To be done: Would you retype each of the following records word for word, keeping every line the same?

Data to process:
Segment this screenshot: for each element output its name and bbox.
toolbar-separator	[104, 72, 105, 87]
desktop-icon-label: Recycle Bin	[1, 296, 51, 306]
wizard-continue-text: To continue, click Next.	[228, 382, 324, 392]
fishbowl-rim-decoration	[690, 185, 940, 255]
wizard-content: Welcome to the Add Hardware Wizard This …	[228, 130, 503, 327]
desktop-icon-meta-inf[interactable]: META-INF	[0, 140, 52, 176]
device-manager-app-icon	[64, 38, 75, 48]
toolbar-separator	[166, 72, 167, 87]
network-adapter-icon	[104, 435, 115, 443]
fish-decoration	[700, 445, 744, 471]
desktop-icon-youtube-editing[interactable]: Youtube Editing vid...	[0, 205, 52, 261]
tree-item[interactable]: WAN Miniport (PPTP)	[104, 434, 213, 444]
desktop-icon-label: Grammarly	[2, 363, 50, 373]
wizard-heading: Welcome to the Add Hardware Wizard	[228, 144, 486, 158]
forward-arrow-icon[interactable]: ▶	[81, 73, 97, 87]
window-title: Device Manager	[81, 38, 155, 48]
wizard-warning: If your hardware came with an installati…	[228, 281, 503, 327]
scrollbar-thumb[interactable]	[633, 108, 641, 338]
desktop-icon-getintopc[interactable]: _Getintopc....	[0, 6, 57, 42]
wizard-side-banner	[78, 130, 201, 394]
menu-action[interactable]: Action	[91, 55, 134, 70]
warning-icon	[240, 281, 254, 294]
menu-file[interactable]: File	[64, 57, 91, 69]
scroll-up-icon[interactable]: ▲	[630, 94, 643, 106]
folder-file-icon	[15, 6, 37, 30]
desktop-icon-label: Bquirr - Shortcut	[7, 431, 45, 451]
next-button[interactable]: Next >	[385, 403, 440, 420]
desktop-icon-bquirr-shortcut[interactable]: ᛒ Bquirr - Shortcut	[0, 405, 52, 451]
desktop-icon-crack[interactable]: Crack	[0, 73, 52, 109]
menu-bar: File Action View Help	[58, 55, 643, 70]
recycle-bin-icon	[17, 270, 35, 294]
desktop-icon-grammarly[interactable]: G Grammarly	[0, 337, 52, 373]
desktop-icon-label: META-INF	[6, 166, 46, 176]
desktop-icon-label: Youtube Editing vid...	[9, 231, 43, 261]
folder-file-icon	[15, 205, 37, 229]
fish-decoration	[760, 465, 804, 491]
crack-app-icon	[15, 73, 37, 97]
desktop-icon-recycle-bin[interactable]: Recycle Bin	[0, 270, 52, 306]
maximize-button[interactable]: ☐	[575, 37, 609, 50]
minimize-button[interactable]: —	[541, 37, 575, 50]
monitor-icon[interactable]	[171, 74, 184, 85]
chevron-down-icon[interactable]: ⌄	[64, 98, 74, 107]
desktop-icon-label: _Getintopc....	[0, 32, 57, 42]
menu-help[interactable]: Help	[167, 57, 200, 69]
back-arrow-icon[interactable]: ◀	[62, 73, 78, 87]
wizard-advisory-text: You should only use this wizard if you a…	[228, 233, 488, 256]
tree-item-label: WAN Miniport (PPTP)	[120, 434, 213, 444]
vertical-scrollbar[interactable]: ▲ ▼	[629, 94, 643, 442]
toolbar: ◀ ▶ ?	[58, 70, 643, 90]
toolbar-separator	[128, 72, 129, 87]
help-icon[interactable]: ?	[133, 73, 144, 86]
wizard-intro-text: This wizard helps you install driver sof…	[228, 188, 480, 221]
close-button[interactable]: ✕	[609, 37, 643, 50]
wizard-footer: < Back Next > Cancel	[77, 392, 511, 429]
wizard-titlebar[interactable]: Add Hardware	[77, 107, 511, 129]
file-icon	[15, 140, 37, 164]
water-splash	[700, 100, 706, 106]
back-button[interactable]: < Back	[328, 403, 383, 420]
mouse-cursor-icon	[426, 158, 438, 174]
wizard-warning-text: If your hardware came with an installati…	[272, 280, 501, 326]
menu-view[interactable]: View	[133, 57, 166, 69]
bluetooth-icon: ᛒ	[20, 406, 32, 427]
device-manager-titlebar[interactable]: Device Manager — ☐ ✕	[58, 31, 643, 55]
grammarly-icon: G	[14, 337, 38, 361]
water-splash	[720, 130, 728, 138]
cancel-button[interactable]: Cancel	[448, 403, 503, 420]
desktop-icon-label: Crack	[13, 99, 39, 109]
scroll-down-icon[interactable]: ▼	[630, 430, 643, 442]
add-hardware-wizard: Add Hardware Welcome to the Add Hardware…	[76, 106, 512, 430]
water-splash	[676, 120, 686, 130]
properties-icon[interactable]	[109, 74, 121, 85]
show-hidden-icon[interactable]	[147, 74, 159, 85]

Answer to this task:
Segment this screenshot: for each element output its name and bbox.
toolbar-separator	[104, 72, 105, 87]
desktop-icon-label: Recycle Bin	[1, 296, 51, 306]
wizard-continue-text: To continue, click Next.	[228, 382, 324, 392]
fishbowl-rim-decoration	[690, 185, 940, 255]
wizard-content: Welcome to the Add Hardware Wizard This …	[228, 130, 503, 327]
desktop-icon-meta-inf[interactable]: META-INF	[0, 140, 52, 176]
device-manager-app-icon	[64, 38, 75, 48]
toolbar-separator	[166, 72, 167, 87]
network-adapter-icon	[104, 435, 115, 443]
fish-decoration	[700, 445, 744, 471]
desktop-icon-youtube-editing[interactable]: Youtube Editing vid...	[0, 205, 52, 261]
tree-item[interactable]: WAN Miniport (PPTP)	[104, 434, 213, 444]
desktop-icon-label: Grammarly	[2, 363, 50, 373]
wizard-heading: Welcome to the Add Hardware Wizard	[228, 144, 486, 158]
forward-arrow-icon[interactable]: ▶	[81, 73, 97, 87]
window-title: Device Manager	[81, 38, 155, 48]
wizard-warning: If your hardware came with an installati…	[228, 281, 503, 327]
scrollbar-thumb[interactable]	[633, 108, 641, 338]
desktop-icon-getintopc[interactable]: _Getintopc....	[0, 6, 57, 42]
wizard-side-banner	[78, 130, 201, 394]
menu-action[interactable]: Action	[91, 55, 134, 70]
warning-icon	[240, 281, 254, 294]
menu-file[interactable]: File	[64, 57, 91, 69]
scroll-up-icon[interactable]: ▲	[630, 94, 643, 106]
folder-file-icon	[15, 6, 37, 30]
desktop-icon-label: Bquirr - Shortcut	[7, 431, 45, 451]
next-button[interactable]: Next >	[385, 403, 440, 420]
desktop-icon-bquirr-shortcut[interactable]: ᛒ Bquirr - Shortcut	[0, 405, 52, 451]
desktop-icon-crack[interactable]: Crack	[0, 73, 52, 109]
menu-bar: File Action View Help	[58, 55, 643, 70]
recycle-bin-icon	[17, 270, 35, 294]
desktop-icon-grammarly[interactable]: G Grammarly	[0, 337, 52, 373]
desktop-icon-label: META-INF	[6, 166, 46, 176]
desktop-icon-label: Youtube Editing vid...	[9, 231, 43, 261]
folder-file-icon	[15, 205, 37, 229]
fish-decoration	[760, 465, 804, 491]
crack-app-icon	[15, 73, 37, 97]
desktop-icon-recycle-bin[interactable]: Recycle Bin	[0, 270, 52, 306]
maximize-button[interactable]: ☐	[575, 37, 609, 50]
minimize-button[interactable]: —	[541, 37, 575, 50]
monitor-icon[interactable]	[171, 74, 184, 85]
chevron-down-icon[interactable]: ⌄	[64, 98, 74, 107]
desktop-icon-label: _Getintopc....	[0, 32, 57, 42]
menu-help[interactable]: Help	[167, 57, 200, 69]
back-arrow-icon[interactable]: ◀	[62, 73, 78, 87]
wizard-advisory-text: You should only use this wizard if you a…	[228, 233, 488, 256]
tree-item-label: WAN Miniport (PPTP)	[120, 434, 213, 444]
vertical-scrollbar[interactable]: ▲ ▼	[629, 94, 643, 442]
toolbar: ◀ ▶ ?	[58, 70, 643, 90]
toolbar-separator	[128, 72, 129, 87]
help-icon[interactable]: ?	[133, 73, 144, 86]
wizard-intro-text: This wizard helps you install driver sof…	[228, 188, 480, 221]
close-button[interactable]: ✕	[609, 37, 643, 50]
wizard-footer: < Back Next > Cancel	[77, 392, 511, 429]
wizard-titlebar[interactable]: Add Hardware	[77, 107, 511, 129]
file-icon	[15, 140, 37, 164]
water-splash	[700, 100, 706, 106]
back-button[interactable]: < Back	[328, 403, 383, 420]
mouse-cursor-icon	[426, 158, 438, 174]
wizard-warning-text: If your hardware came with an installati…	[272, 280, 501, 326]
menu-view[interactable]: View	[133, 57, 166, 69]
bluetooth-icon: ᛒ	[20, 406, 32, 427]
device-manager-titlebar[interactable]: Device Manager — ☐ ✕	[58, 31, 643, 55]
grammarly-icon: G	[14, 337, 38, 361]
water-splash	[720, 130, 728, 138]
cancel-button[interactable]: Cancel	[448, 403, 503, 420]
desktop-icon-label: Crack	[13, 99, 39, 109]
scroll-down-icon[interactable]: ▼	[630, 430, 643, 442]
add-hardware-wizard: Add Hardware Welcome to the Add Hardware…	[76, 106, 512, 430]
water-splash	[676, 120, 686, 130]
properties-icon[interactable]	[109, 74, 121, 85]
show-hidden-icon[interactable]	[147, 74, 159, 85]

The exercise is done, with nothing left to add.